• The exercise: Locate every line that holds the string "экспортного" and copy it.

• Records for processing:
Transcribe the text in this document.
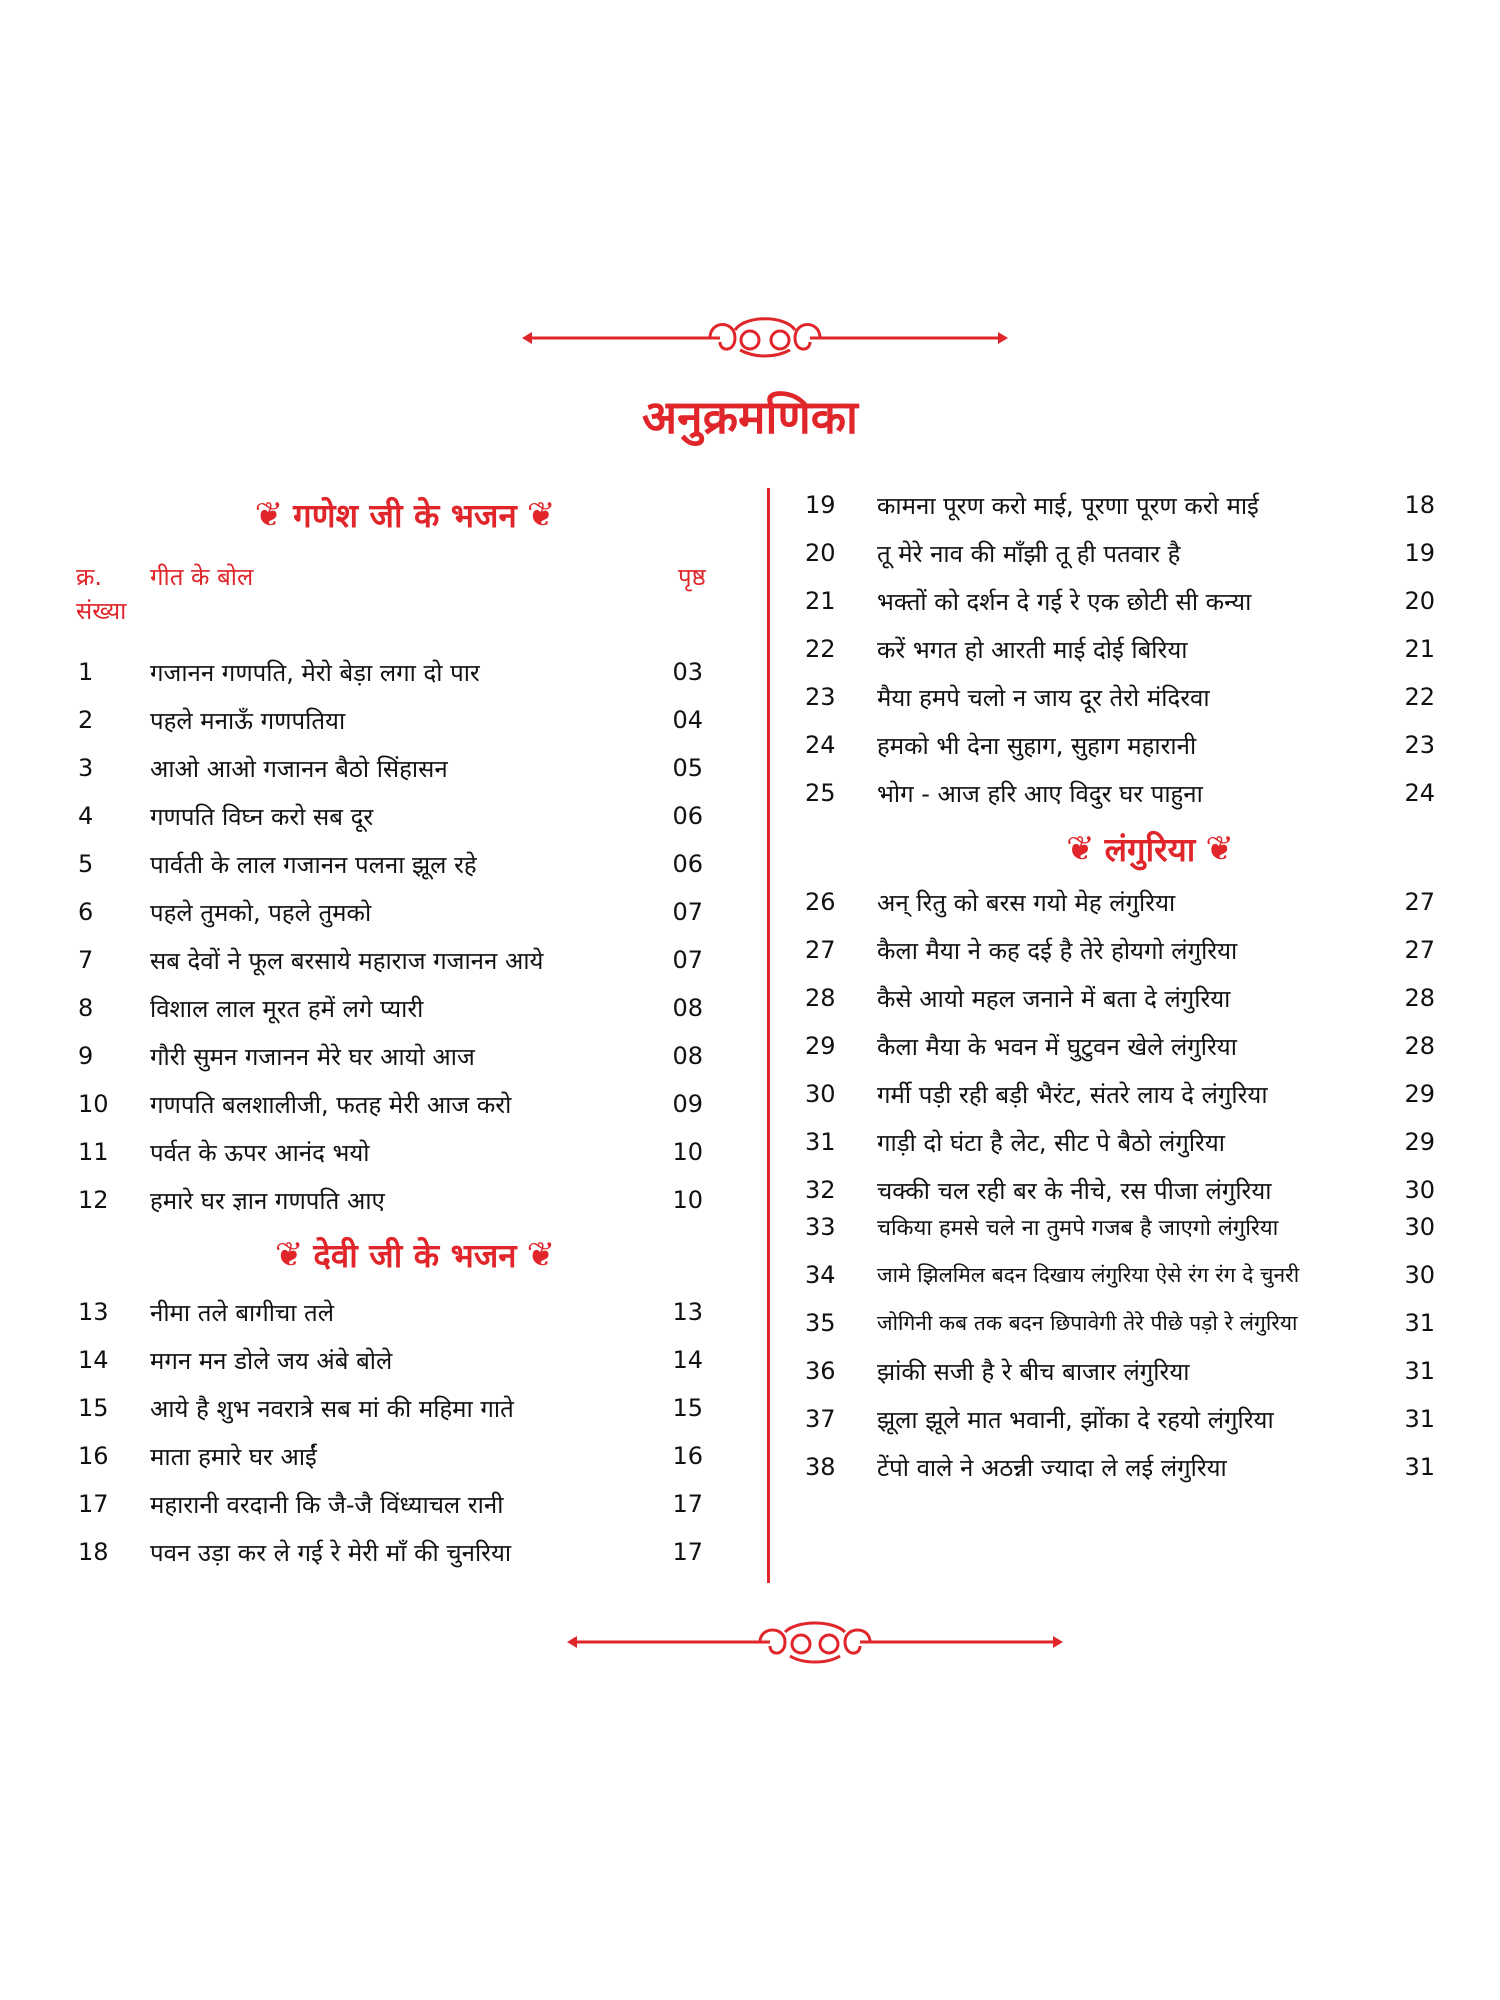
अनुक्रमणिका
❦ गणेश जी के भजन ❦
क्र.
संख्या
गीत के बोल	पृष्ठ
1	गजानन गणपति, मेरो बेड़ा लगा दो पार	03
2	पहले मनाऊँ गणपतिया	04
3	आओ आओ गजानन बैठो सिंहासन	05
4	गणपति विघ्न करो सब दूर	06
5	पार्वती के लाल गजानन पलना झूल रहे	06
6	पहले तुमको, पहले तुमको	07
7	सब देवों ने फूल बरसाये महाराज गजानन आये	07
8	विशाल लाल मूरत हमें लगे प्यारी	08
9	गौरी सुमन गजानन मेरे घर आयो आज	08
10	गणपति बलशालीजी, फतह मेरी आज करो	09
11	पर्वत के ऊपर आनंद भयो	10
12	हमारे घर ज्ञान गणपति आए	10
❦ देवी जी के भजन ❦
13	नीमा तले बागीचा तले	13
14	मगन मन डोले जय अंबे बोले	14
15	आये है शुभ नवरात्रे सब मां की महिमा गाते	15
16	माता हमारे घर आईं	16
17	महारानी वरदानी कि जै-जै विंध्याचल रानी	17
18	पवन उड़ा कर ले गई रे मेरी माँ की चुनरिया	17
19	कामना पूरण करो माई, पूरणा पूरण करो माई	18
20	तू मेरे नाव की माँझी तू ही पतवार है	19
21	भक्तों को दर्शन दे गई रे एक छोटी सी कन्या	20
22	करें भगत हो आरती माई दोई बिरिया	21
23	मैया हमपे चलो न जाय दूर तेरो मंदिरवा	22
24	हमको भी देना सुहाग, सुहाग महारानी	23
25	भोग - आज हरि आए विदुर घर पाहुना	24
❦ लंगुरिया ❦
26	अन् रितु को बरस गयो मेह लंगुरिया	27
27	कैला मैया ने कह दई है तेरे होयगो लंगुरिया	27
28	कैसे आयो महल जनाने में बता दे लंगुरिया	28
29	कैला मैया के भवन में घुटुवन खेले लंगुरिया	28
30	गर्मी पड़ी रही बड़ी भैरंट, संतरे लाय दे लंगुरिया	29
31	गाड़ी दो घंटा है लेट, सीट पे बैठो लंगुरिया	29
32	चक्की चल रही बर के नीचे, रस पीजा लंगुरिया	30
33	चकिया हमसे चले ना तुमपे गजब है जाएगो लंगुरिया	30
34	जामे झिलमिल बदन दिखाय लंगुरिया ऐसे रंग रंग दे चुनरी	30
35	जोगिनी कब तक बदन छिपावेगी तेरे पीछे पड़ो रे लंगुरिया	31
36	झांकी सजी है रे बीच बाजार लंगुरिया	31
37	झूला झूले मात भवानी, झोंका दे रहयो लंगुरिया	31
38	टेंपो वाले ने अठन्नी ज्यादा ले लई लंगुरिया	31
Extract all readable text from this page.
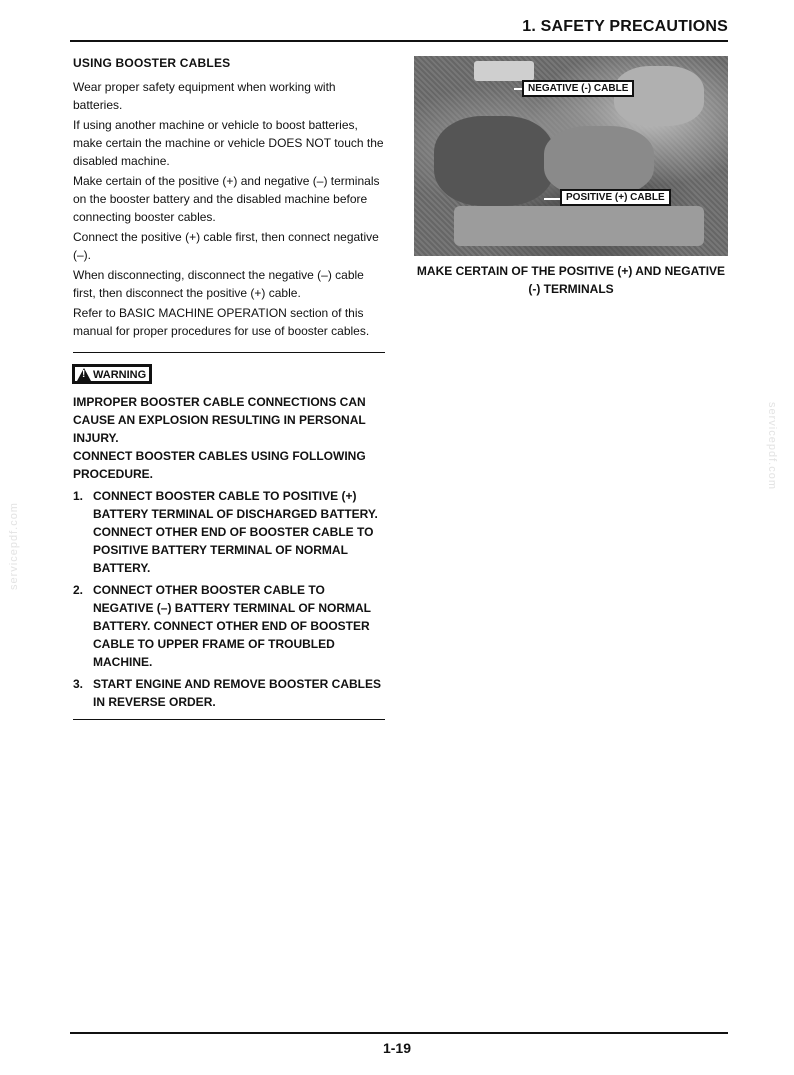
1. SAFETY PRECAUTIONS
USING BOOSTER CABLES

Wear proper safety equipment when working with batteries.

If using another machine or vehicle to boost batteries, make certain the machine or vehicle DOES NOT touch the disabled machine.

Make certain of the positive (+) and negative (–) terminals on the booster battery and the disabled machine before connecting booster cables.

Connect the positive (+) cable first, then connect negative (–).

When disconnecting, disconnect the negative (–) cable first, then disconnect the positive (+) cable.

Refer to BASIC MACHINE OPERATION section of this manual for proper procedures for use of booster cables.

!
WARNING

IMPROPER BOOSTER CABLE CONNECTIONS CAN CAUSE AN EXPLOSION RESULTING IN PERSONAL INJURY.

CONNECT BOOSTER CABLES USING FOLLOWING PROCEDURE.

1. CONNECT BOOSTER CABLE TO POSITIVE (+) BATTERY TERMINAL OF DISCHARGED BATTERY. CONNECT OTHER END OF BOOSTER CABLE TO POSITIVE BATTERY TERMINAL OF NORMAL BATTERY.
2. CONNECT OTHER BOOSTER CABLE TO NEGATIVE (–) BATTERY TERMINAL OF NORMAL BATTERY. CONNECT OTHER END OF BOOSTER CABLE TO UPPER FRAME OF TROUBLED MACHINE.
3. START ENGINE AND REMOVE BOOSTER CABLES IN REVERSE ORDER.
NEGATIVE (-) CABLE
POSITIVE (+) CABLE
MAKE CERTAIN OF THE POSITIVE (+) AND NEGATIVE (-) TERMINALS
servicepdf.com
servicepdf.com
1-19
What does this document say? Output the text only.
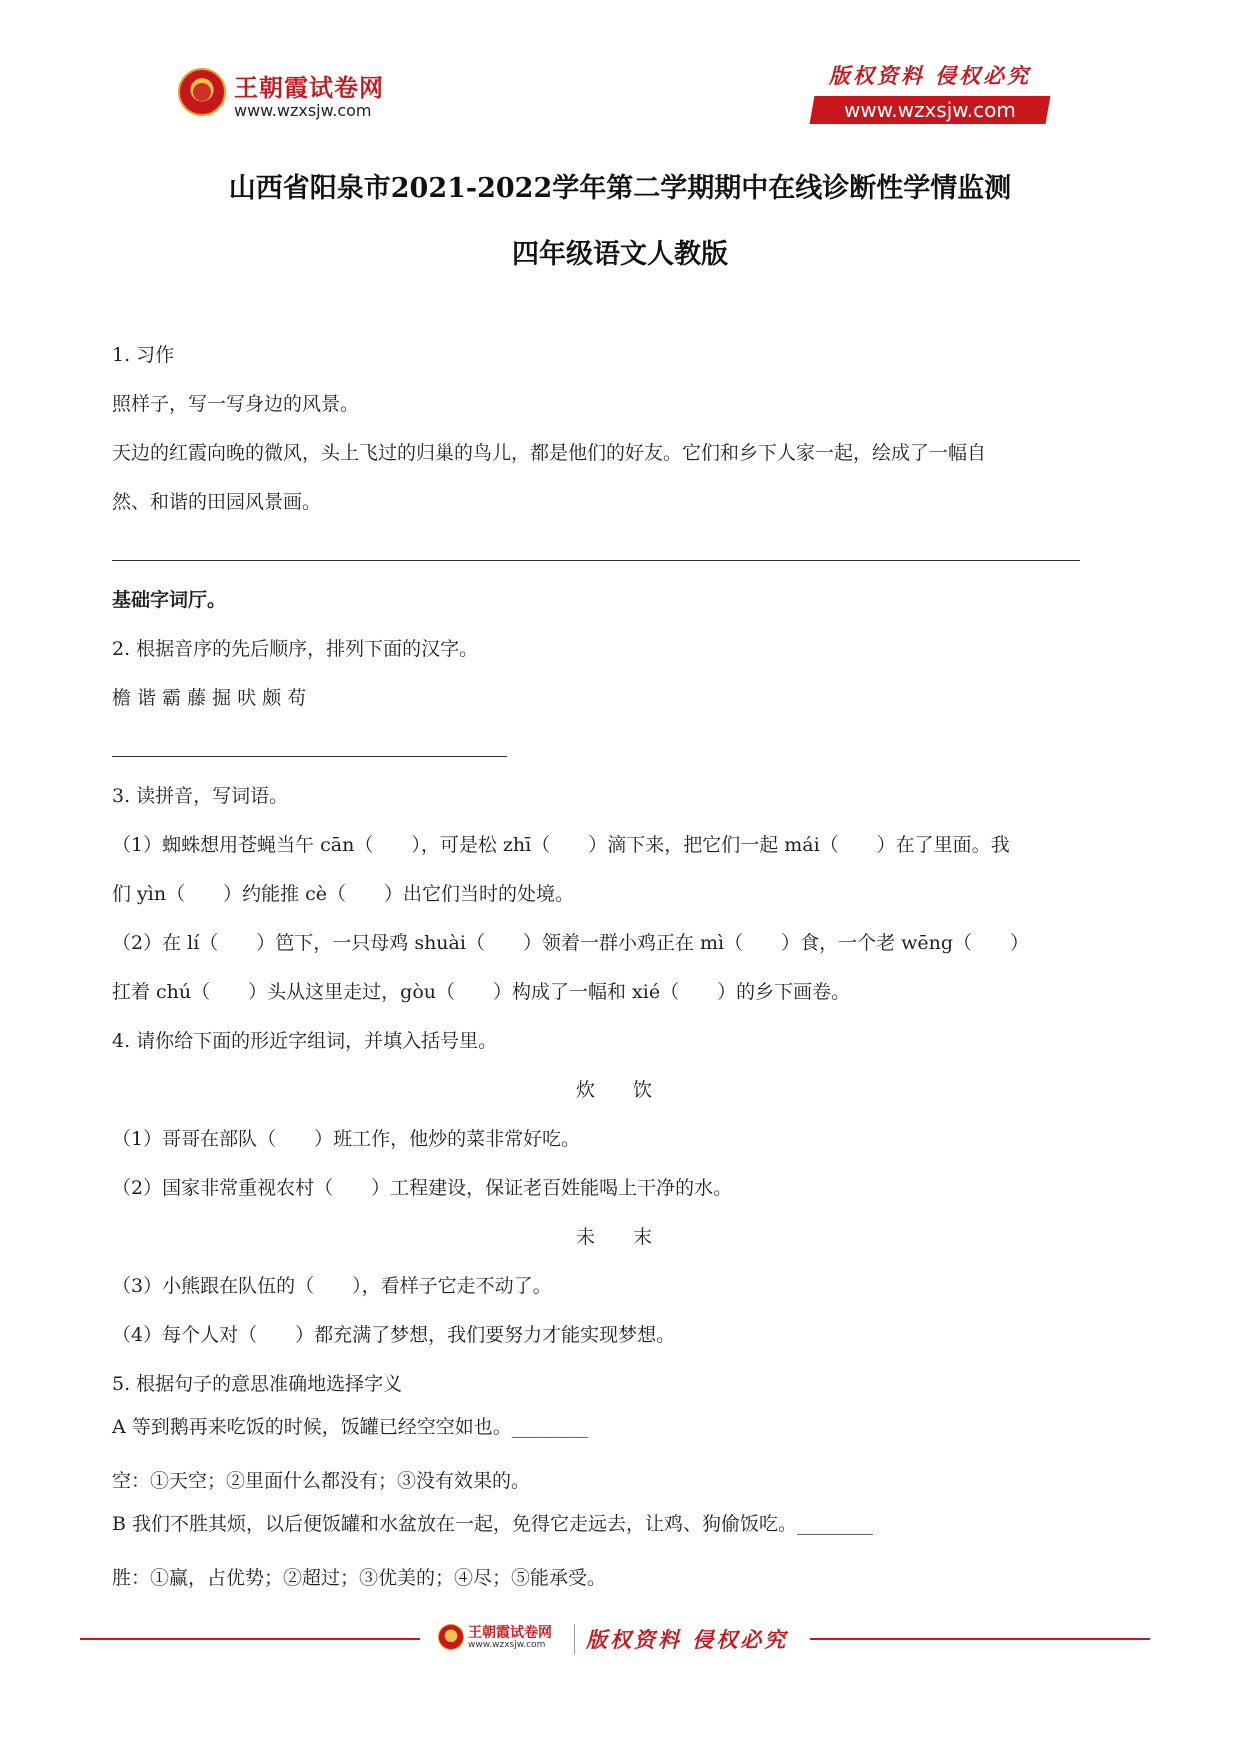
王朝霞试卷网
www.wzxsjw.com
版权资料 侵权必究
www.wzxsjw.com
山西省阳泉市2021-2022学年第二学期期中在线诊断性学情监测
四年级语文人教版
1. 习作
照样子，写一写身边的风景。
天边的红霞向晚的微风，头上飞过的归巢的鸟儿，都是他们的好友。它们和乡下人家一起，绘成了一幅自
然、和谐的田园风景画。
基础字词厅。
2. 根据音序的先后顺序，排列下面的汉字。
檐 谐 霸 藤 掘 吠 颇 苟
3. 读拼音，写词语。
（1）蜘蛛想用苍蝇当午 cān（　　），可是松 zhī（　　）滴下来，把它们一起 mái（　　）在了里面。我
们 yìn（　　）约能推 cè（　　）出它们当时的处境。
（2）在 lí（　　）笆下，一只母鸡 shuài（　　）领着一群小鸡正在 mì（　　）食，一个老 wēng（　　）
扛着 chú（　　）头从这里走过，gòu（　　）构成了一幅和 xié（　　）的乡下画卷。
4. 请你给下面的形近字组词，并填入括号里。
炊　　饮
（1）哥哥在部队（　　）班工作，他炒的菜非常好吃。
（2）国家非常重视农村（　　）工程建设，保证老百姓能喝上干净的水。
未　　末
（3）小熊跟在队伍的（　　），看样子它走不动了。
（4）每个人对（　　）都充满了梦想，我们要努力才能实现梦想。
5. 根据句子的意思准确地选择字义
A 等到鹅再来吃饭的时候，饭罐已经空空如也。________
空：①天空；②里面什么都没有；③没有效果的。
B 我们不胜其烦，以后便饭罐和水盆放在一起，免得它走远去，让鸡、狗偷饭吃。________
胜：①赢，占优势；②超过；③优美的；④尽；⑤能承受。
王朝霞试卷网
www.wzxsjw.com 版权资料 侵权必究
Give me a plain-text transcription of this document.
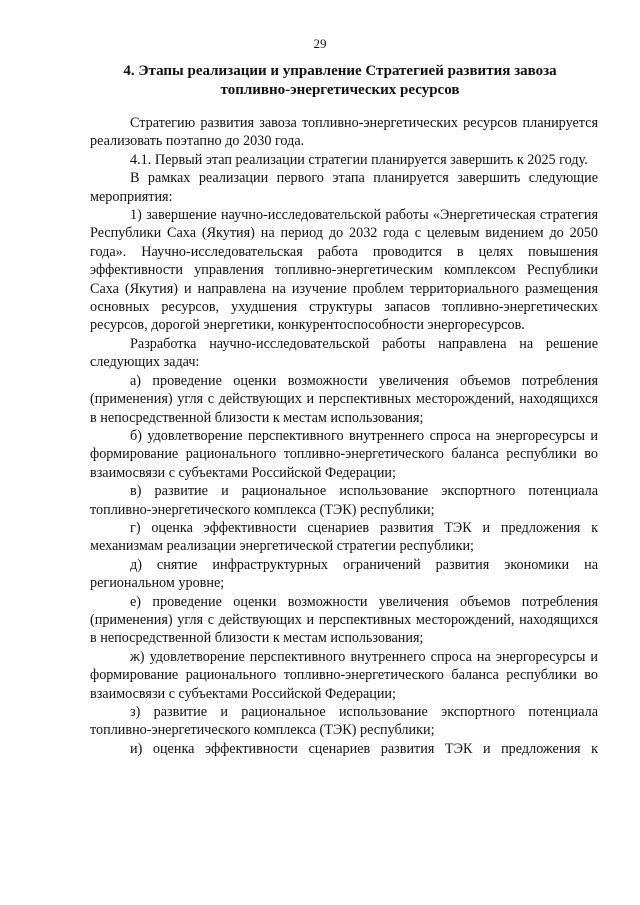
29
4. Этапы реализации и управление Стратегией развития завоза
топливно-энергетических ресурсов

Стратегию развития завоза топливно-энергетических ресурсов планируется реализовать поэтапно до 2030 года.

4.1. Первый этап реализации стратегии планируется завершить к 2025 году.

В рамках реализации первого этапа планируется завершить следующие мероприятия:

1) завершение научно-исследовательской работы «Энергетическая стратегия Республики Саха (Якутия) на период до 2032 года с целевым видением до 2050 года». Научно-исследовательская работа проводится в целях повышения эффективности управления топливно-энергетическим комплексом Республики Саха (Якутия) и направлена на изучение проблем территориального размещения основных ресурсов, ухудшения структуры запасов топливно-энергетических ресурсов, дорогой энергетики, конкурентоспособности энергоресурсов.

Разработка научно-исследовательской работы направлена на решение следующих задач:

а) проведение оценки возможности увеличения объемов потребления (применения) угля с действующих и перспективных месторождений, находящихся в непосредственной близости к местам использования;

б) удовлетворение перспективного внутреннего спроса на энергоресурсы и формирование рационального топливно-энергетического баланса республики во взаимосвязи с субъектами Российской Федерации;

в) развитие и рациональное использование экспортного потенциала топливно-энергетического комплекса (ТЭК) республики;

г) оценка эффективности сценариев развития ТЭК и предложения к механизмам реализации энергетической стратегии республики;

д) снятие инфраструктурных ограничений развития экономики на региональном уровне;

е) проведение оценки возможности увеличения объемов потребления (применения) угля с действующих и перспективных месторождений, находящихся в непосредственной близости к местам использования;

ж) удовлетворение перспективного внутреннего спроса на энергоресурсы и формирование рационального топливно-энергетического баланса республики во взаимосвязи с субъектами Российской Федерации;

з) развитие и рациональное использование экспортного потенциала топливно-энергетического комплекса (ТЭК) республики;

и) оценка эффективности сценариев развития ТЭК и предложения к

• Answer below:
в) развитие и рациональное использование экспортного потенциала топливно-энергетического комплекса (ТЭК) республики;
з) развитие и рациональное использование экспортного потенциала топливно-энергетического комплекса (ТЭК) республики;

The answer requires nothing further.